* THE DATA
>>

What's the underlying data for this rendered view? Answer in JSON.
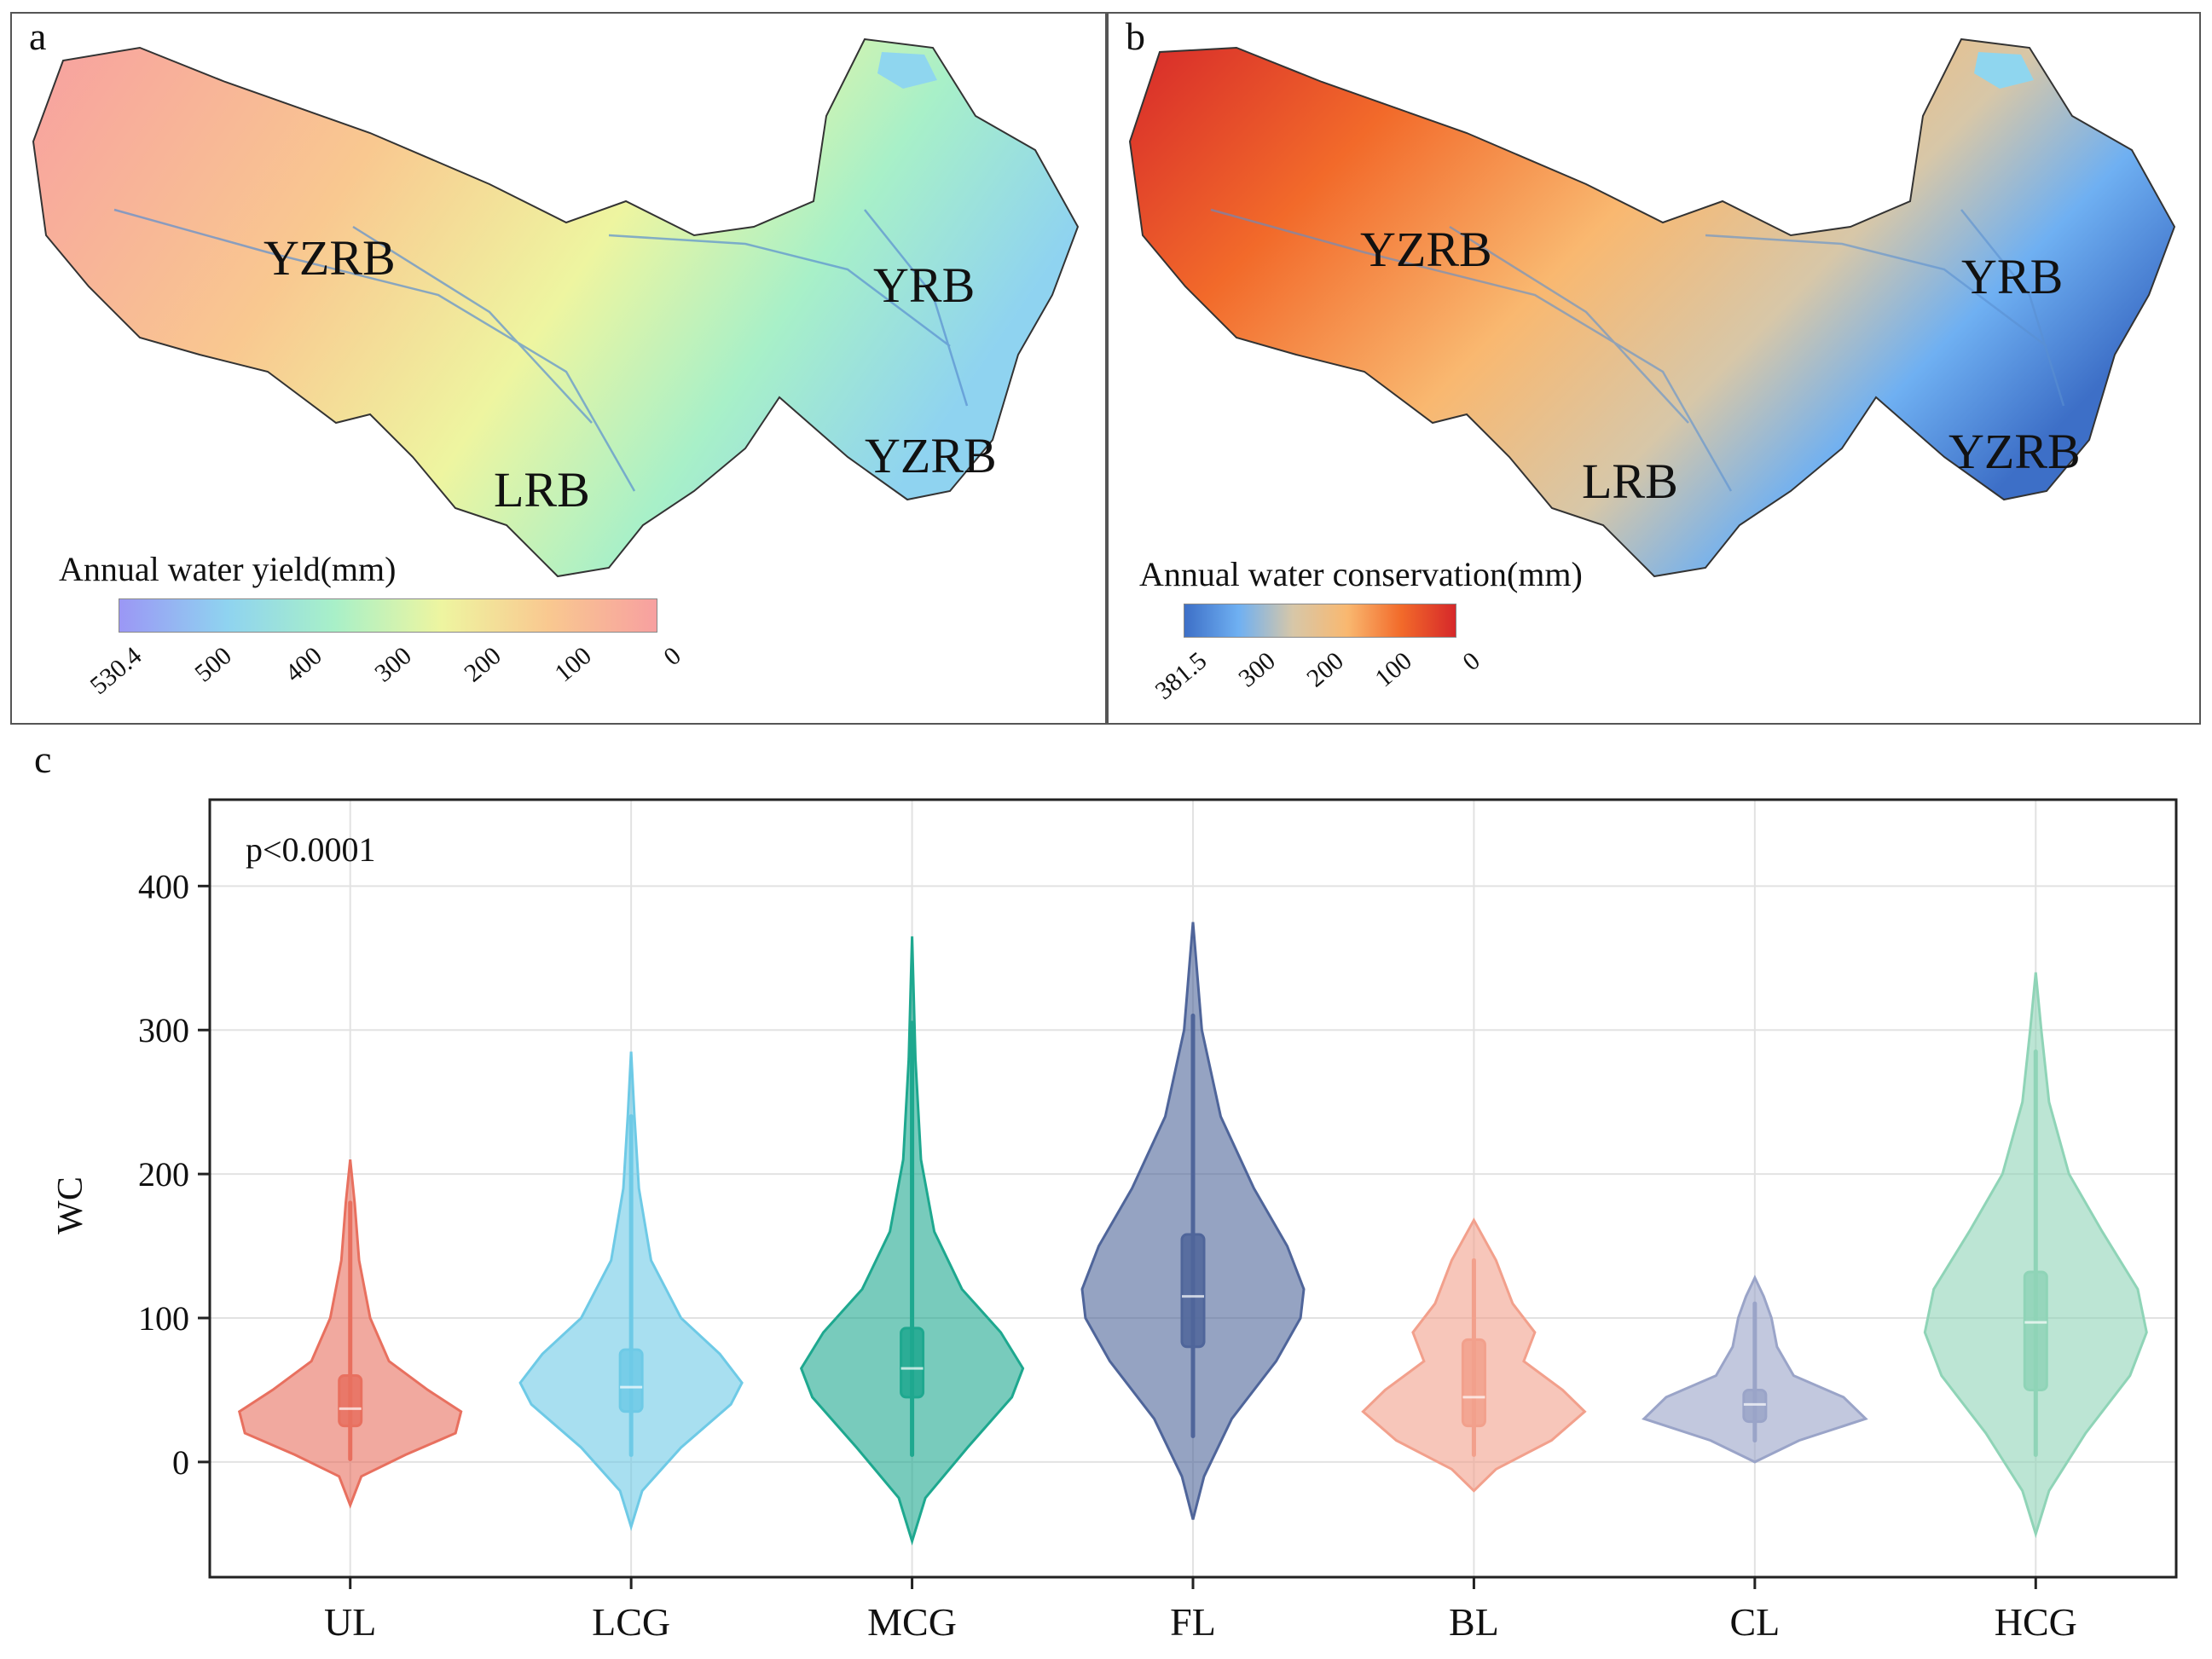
{
  "panel_a": {
    "letter": "a",
    "legend_title": "Annual water yield(mm)",
    "ticks": [
      "530.4",
      "500",
      "400",
      "300",
      "200",
      "100",
      "0"
    ],
    "gradient": [
      "#9b97f5",
      "#8fd3f0",
      "#a8f0c8",
      "#eef5a0",
      "#f9c890",
      "#f7a0a0"
    ],
    "regions": [
      "YZRB",
      "YRB",
      "YZRB",
      "LRB"
    ]
  },
  "panel_b": {
    "letter": "b",
    "legend_title": "Annual water conservation(mm)",
    "ticks": [
      "381.5",
      "300",
      "200",
      "100",
      "0"
    ],
    "gradient": [
      "#3d6fc7",
      "#6fb0f2",
      "#d7c7a8",
      "#f9b870",
      "#f26a2a",
      "#d6282a"
    ],
    "regions": [
      "YZRB",
      "YRB",
      "YZRB",
      "LRB"
    ]
  },
  "panel_c": {
    "letter": "c"
  },
  "chart_data": {
    "type": "violin",
    "annotation": "p<0.0001",
    "ylabel": "WC",
    "xlabel": "",
    "ylim": [
      -80,
      460
    ],
    "yticks": [
      0,
      100,
      200,
      300,
      400
    ],
    "categories": [
      "UL",
      "LCG",
      "MCG",
      "FL",
      "BL",
      "CL",
      "HCG"
    ],
    "series": [
      {
        "name": "UL",
        "color": "#e8705f",
        "min": -30,
        "max": 210,
        "q1": 25,
        "median": 37,
        "q3": 60,
        "whisker_low": 2,
        "whisker_high": 180,
        "profile": [
          [
            -30,
            0.0
          ],
          [
            -10,
            0.1
          ],
          [
            5,
            0.5
          ],
          [
            20,
            0.95
          ],
          [
            35,
            1.0
          ],
          [
            50,
            0.7
          ],
          [
            70,
            0.35
          ],
          [
            100,
            0.18
          ],
          [
            140,
            0.08
          ],
          [
            180,
            0.04
          ],
          [
            210,
            0.0
          ]
        ]
      },
      {
        "name": "LCG",
        "color": "#6ecae6",
        "min": -45,
        "max": 285,
        "q1": 35,
        "median": 52,
        "q3": 78,
        "whisker_low": 5,
        "whisker_high": 240,
        "profile": [
          [
            -45,
            0.0
          ],
          [
            -20,
            0.1
          ],
          [
            10,
            0.45
          ],
          [
            40,
            0.9
          ],
          [
            55,
            1.0
          ],
          [
            75,
            0.8
          ],
          [
            100,
            0.45
          ],
          [
            140,
            0.18
          ],
          [
            190,
            0.07
          ],
          [
            240,
            0.03
          ],
          [
            285,
            0.0
          ]
        ]
      },
      {
        "name": "MCG",
        "color": "#1ea88f",
        "min": -55,
        "max": 365,
        "q1": 45,
        "median": 65,
        "q3": 93,
        "whisker_low": 5,
        "whisker_high": 305,
        "profile": [
          [
            -55,
            0.0
          ],
          [
            -25,
            0.12
          ],
          [
            10,
            0.5
          ],
          [
            45,
            0.9
          ],
          [
            65,
            1.0
          ],
          [
            90,
            0.8
          ],
          [
            120,
            0.45
          ],
          [
            160,
            0.2
          ],
          [
            210,
            0.08
          ],
          [
            280,
            0.03
          ],
          [
            365,
            0.0
          ]
        ]
      },
      {
        "name": "FL",
        "color": "#4f659a",
        "min": -40,
        "max": 375,
        "q1": 80,
        "median": 115,
        "q3": 158,
        "whisker_low": 18,
        "whisker_high": 310,
        "profile": [
          [
            -40,
            0.0
          ],
          [
            -10,
            0.1
          ],
          [
            30,
            0.35
          ],
          [
            70,
            0.75
          ],
          [
            100,
            0.97
          ],
          [
            120,
            1.0
          ],
          [
            150,
            0.85
          ],
          [
            190,
            0.55
          ],
          [
            240,
            0.25
          ],
          [
            300,
            0.08
          ],
          [
            375,
            0.0
          ]
        ]
      },
      {
        "name": "BL",
        "color": "#f2a08c",
        "min": -20,
        "max": 168,
        "q1": 25,
        "median": 45,
        "q3": 85,
        "whisker_low": 5,
        "whisker_high": 140,
        "profile": [
          [
            -20,
            0.0
          ],
          [
            -5,
            0.2
          ],
          [
            15,
            0.7
          ],
          [
            35,
            1.0
          ],
          [
            50,
            0.8
          ],
          [
            70,
            0.45
          ],
          [
            90,
            0.55
          ],
          [
            110,
            0.35
          ],
          [
            140,
            0.2
          ],
          [
            168,
            0.0
          ]
        ]
      },
      {
        "name": "CL",
        "color": "#9aa4c8",
        "min": 0,
        "max": 128,
        "q1": 28,
        "median": 40,
        "q3": 50,
        "whisker_low": 15,
        "whisker_high": 110,
        "profile": [
          [
            0,
            0.0
          ],
          [
            15,
            0.4
          ],
          [
            30,
            1.0
          ],
          [
            45,
            0.8
          ],
          [
            60,
            0.35
          ],
          [
            80,
            0.2
          ],
          [
            100,
            0.15
          ],
          [
            115,
            0.08
          ],
          [
            128,
            0.0
          ]
        ]
      },
      {
        "name": "HCG",
        "color": "#8fd4b7",
        "min": -50,
        "max": 340,
        "q1": 50,
        "median": 97,
        "q3": 132,
        "whisker_low": 5,
        "whisker_high": 285,
        "profile": [
          [
            -50,
            0.0
          ],
          [
            -20,
            0.12
          ],
          [
            20,
            0.45
          ],
          [
            60,
            0.85
          ],
          [
            90,
            1.0
          ],
          [
            120,
            0.92
          ],
          [
            160,
            0.6
          ],
          [
            200,
            0.3
          ],
          [
            250,
            0.12
          ],
          [
            300,
            0.05
          ],
          [
            340,
            0.0
          ]
        ]
      }
    ]
  }
}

<<

* THE PROBLEM
From the entries above, output every line exactly and omit any image.

* RESULT OF THIS EXERCISE
What's the underlying data for this rendered view? Answer in JSON.
{
  "panel_a": {
    "letter": "a",
    "legend_title": "Annual water yield(mm)",
    "ticks": [
      "530.4",
      "500",
      "400",
      "300",
      "200",
      "100",
      "0"
    ],
    "gradient": [
      "#9b97f5",
      "#8fd3f0",
      "#a8f0c8",
      "#eef5a0",
      "#f9c890",
      "#f7a0a0"
    ],
    "regions": [
      "YZRB",
      "YRB",
      "YZRB",
      "LRB"
    ]
  },
  "panel_b": {
    "letter": "b",
    "legend_title": "Annual water conservation(mm)",
    "ticks": [
      "381.5",
      "300",
      "200",
      "100",
      "0"
    ],
    "gradient": [
      "#3d6fc7",
      "#6fb0f2",
      "#d7c7a8",
      "#f9b870",
      "#f26a2a",
      "#d6282a"
    ],
    "regions": [
      "YZRB",
      "YRB",
      "YZRB",
      "LRB"
    ]
  },
  "panel_c": {
    "letter": "c"
  },
  "chart_data": {
    "type": "violin",
    "annotation": "p<0.0001",
    "ylabel": "WC",
    "xlabel": "",
    "ylim": [
      -80,
      460
    ],
    "yticks": [
      0,
      100,
      200,
      300,
      400
    ],
    "categories": [
      "UL",
      "LCG",
      "MCG",
      "FL",
      "BL",
      "CL",
      "HCG"
    ],
    "series": [
      {
        "name": "UL",
        "color": "#e8705f",
        "min": -30,
        "max": 210,
        "q1": 25,
        "median": 37,
        "q3": 60,
        "whisker_low": 2,
        "whisker_high": 180,
        "profile": [
          [
            -30,
            0.0
          ],
          [
            -10,
            0.1
          ],
          [
            5,
            0.5
          ],
          [
            20,
            0.95
          ],
          [
            35,
            1.0
          ],
          [
            50,
            0.7
          ],
          [
            70,
            0.35
          ],
          [
            100,
            0.18
          ],
          [
            140,
            0.08
          ],
          [
            180,
            0.04
          ],
          [
            210,
            0.0
          ]
        ]
      },
      {
        "name": "LCG",
        "color": "#6ecae6",
        "min": -45,
        "max": 285,
        "q1": 35,
        "median": 52,
        "q3": 78,
        "whisker_low": 5,
        "whisker_high": 240,
        "profile": [
          [
            -45,
            0.0
          ],
          [
            -20,
            0.1
          ],
          [
            10,
            0.45
          ],
          [
            40,
            0.9
          ],
          [
            55,
            1.0
          ],
          [
            75,
            0.8
          ],
          [
            100,
            0.45
          ],
          [
            140,
            0.18
          ],
          [
            190,
            0.07
          ],
          [
            240,
            0.03
          ],
          [
            285,
            0.0
          ]
        ]
      },
      {
        "name": "MCG",
        "color": "#1ea88f",
        "min": -55,
        "max": 365,
        "q1": 45,
        "median": 65,
        "q3": 93,
        "whisker_low": 5,
        "whisker_high": 305,
        "profile": [
          [
            -55,
            0.0
          ],
          [
            -25,
            0.12
          ],
          [
            10,
            0.5
          ],
          [
            45,
            0.9
          ],
          [
            65,
            1.0
          ],
          [
            90,
            0.8
          ],
          [
            120,
            0.45
          ],
          [
            160,
            0.2
          ],
          [
            210,
            0.08
          ],
          [
            280,
            0.03
          ],
          [
            365,
            0.0
          ]
        ]
      },
      {
        "name": "FL",
        "color": "#4f659a",
        "min": -40,
        "max": 375,
        "q1": 80,
        "median": 115,
        "q3": 158,
        "whisker_low": 18,
        "whisker_high": 310,
        "profile": [
          [
            -40,
            0.0
          ],
          [
            -10,
            0.1
          ],
          [
            30,
            0.35
          ],
          [
            70,
            0.75
          ],
          [
            100,
            0.97
          ],
          [
            120,
            1.0
          ],
          [
            150,
            0.85
          ],
          [
            190,
            0.55
          ],
          [
            240,
            0.25
          ],
          [
            300,
            0.08
          ],
          [
            375,
            0.0
          ]
        ]
      },
      {
        "name": "BL",
        "color": "#f2a08c",
        "min": -20,
        "max": 168,
        "q1": 25,
        "median": 45,
        "q3": 85,
        "whisker_low": 5,
        "whisker_high": 140,
        "profile": [
          [
            -20,
            0.0
          ],
          [
            -5,
            0.2
          ],
          [
            15,
            0.7
          ],
          [
            35,
            1.0
          ],
          [
            50,
            0.8
          ],
          [
            70,
            0.45
          ],
          [
            90,
            0.55
          ],
          [
            110,
            0.35
          ],
          [
            140,
            0.2
          ],
          [
            168,
            0.0
          ]
        ]
      },
      {
        "name": "CL",
        "color": "#9aa4c8",
        "min": 0,
        "max": 128,
        "q1": 28,
        "median": 40,
        "q3": 50,
        "whisker_low": 15,
        "whisker_high": 110,
        "profile": [
          [
            0,
            0.0
          ],
          [
            15,
            0.4
          ],
          [
            30,
            1.0
          ],
          [
            45,
            0.8
          ],
          [
            60,
            0.35
          ],
          [
            80,
            0.2
          ],
          [
            100,
            0.15
          ],
          [
            115,
            0.08
          ],
          [
            128,
            0.0
          ]
        ]
      },
      {
        "name": "HCG",
        "color": "#8fd4b7",
        "min": -50,
        "max": 340,
        "q1": 50,
        "median": 97,
        "q3": 132,
        "whisker_low": 5,
        "whisker_high": 285,
        "profile": [
          [
            -50,
            0.0
          ],
          [
            -20,
            0.12
          ],
          [
            20,
            0.45
          ],
          [
            60,
            0.85
          ],
          [
            90,
            1.0
          ],
          [
            120,
            0.92
          ],
          [
            160,
            0.6
          ],
          [
            200,
            0.3
          ],
          [
            250,
            0.12
          ],
          [
            300,
            0.05
          ],
          [
            340,
            0.0
          ]
        ]
      }
    ]
  }
}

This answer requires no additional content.